In the entries that follow, find the word "color" and report each line it is on.

* **ROWS**
▶
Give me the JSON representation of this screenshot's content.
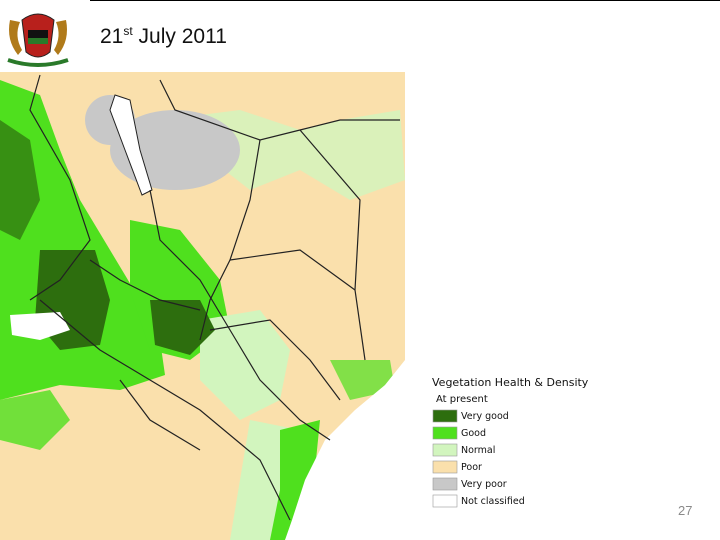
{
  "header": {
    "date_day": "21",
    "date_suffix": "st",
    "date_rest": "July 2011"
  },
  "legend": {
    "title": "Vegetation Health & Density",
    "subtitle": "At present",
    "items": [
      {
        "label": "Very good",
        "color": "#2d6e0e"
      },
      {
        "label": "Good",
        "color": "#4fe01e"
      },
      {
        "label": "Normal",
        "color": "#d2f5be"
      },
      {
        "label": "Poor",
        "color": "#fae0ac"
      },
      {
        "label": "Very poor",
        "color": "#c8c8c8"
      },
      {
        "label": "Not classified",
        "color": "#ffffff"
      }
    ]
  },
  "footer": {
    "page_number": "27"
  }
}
◀
* **TASK RESULT**
        "color": "#2d6e0e"
        "color": "#4fe01e"
        "color": "#d2f5be"
        "color": "#fae0ac"
        "color": "#c8c8c8"
        "color": "#ffffff"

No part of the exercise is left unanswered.